Continue the blog post about Aikido testing at Honbu from the point where it stops.

* start Excerpt provided *

Little House In Ise

More About Testing at Honbu
November 28, 2008, 19:02
Filed under: Aikido, Japan | Tags: , , , , , , , , ,

If I train for 139 more days and complete an essay, I will be allowed to test in December of 2009. Different to some schools, the testing staff at Honbu do not flex or fudge numbers in order to test a student who they believe “ready”. They check that all minimums have been met and then schedule tests for everyone who meets the minimum requirements. Given the number of students who train here, the judges often don’t have a sense of the students’ ability before seeing their technique. As a result, they tend to be strict and it is common to see people fail for technical reasons.

The Aikikai Honbu requirements for 3rd dan are

“Minimum 2 years since 2nd dan, with 300 days of practice
Same as above plus Tachidori , Jodori and Taninzugake
Same as above (Topics will be assigned)”.

“Same as above”, means all previous test requirements and an essay. The additional requirements beyond 2nd dan are sword and staff disarming and multiple attackers (unspecified number).

* end Excerpt provided *
* start Recorded data *

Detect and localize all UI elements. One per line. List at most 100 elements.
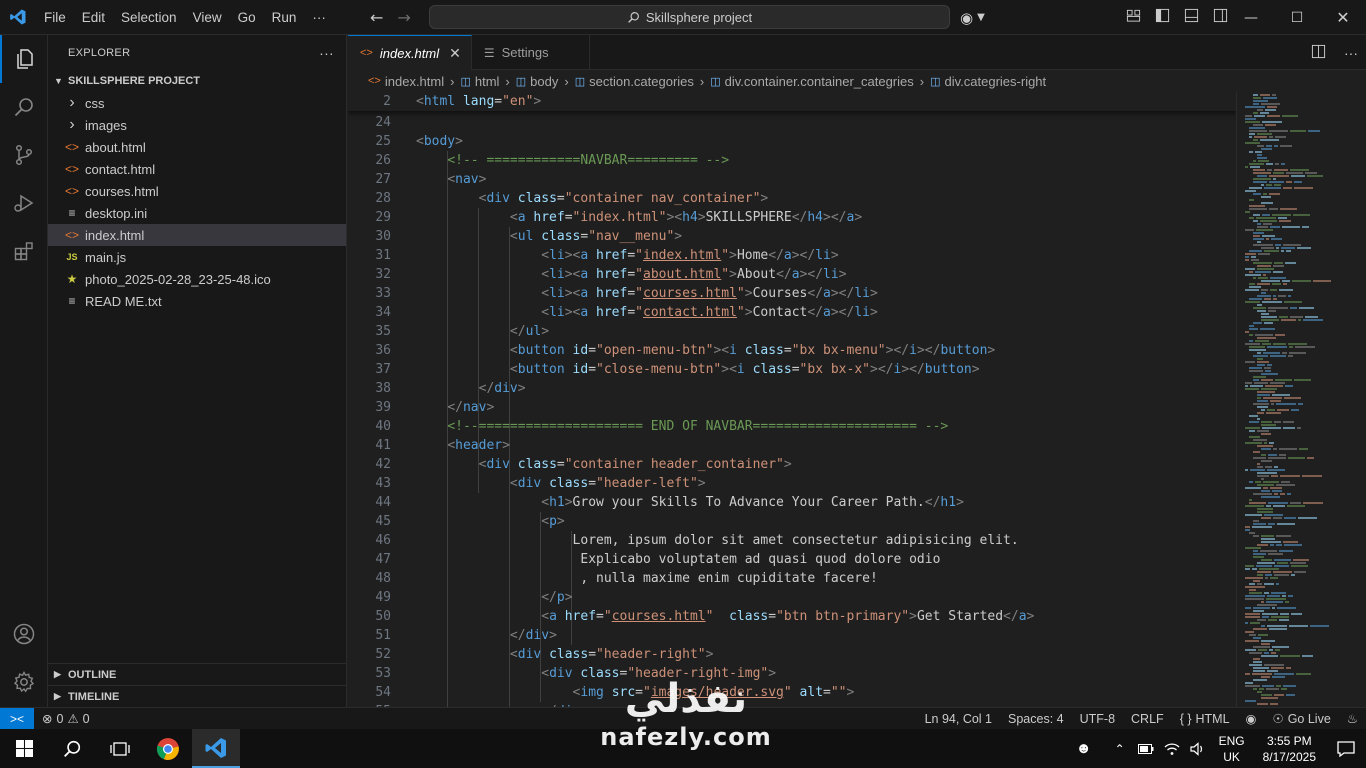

* end Recorded data *

Result of the exercise:
Since I tend to be a bit on the wordy side, the essay requirement doesn’t bother me. The others will be challenging. You see, despite the world-class teaching staff and the resulting high quality students they attract, Honbu has neither sword nor staff training in their official curricula. Multiple attacker practice is also rare. So, what to do?

Do it anyway! After class, before class, outside of class, these are the times and places to add the extra tools to the old Aikido bandoleer. After morning class, Mr. Kamitani has been grabbing me to practice sword disarming techniques. His 3rd dan test is in about 6 months and he is very worked up about swords. When Mr. Kamitani is absent or has found another victim (anyone who went to Iwama with the Russians seems to be fair game), I try to join Murai Senseu for jodori. If neither of them is available, Patrice still seems to enjoy very rough tanto tori practice.

For multiple attackers, I haven’t come up with a plan yet but I think getting a list of willing folks together shouldn’t be too hard. After that we just need to commandeer a corner of the mat and go for it. Only 139 training days till Christmas, Woohoo!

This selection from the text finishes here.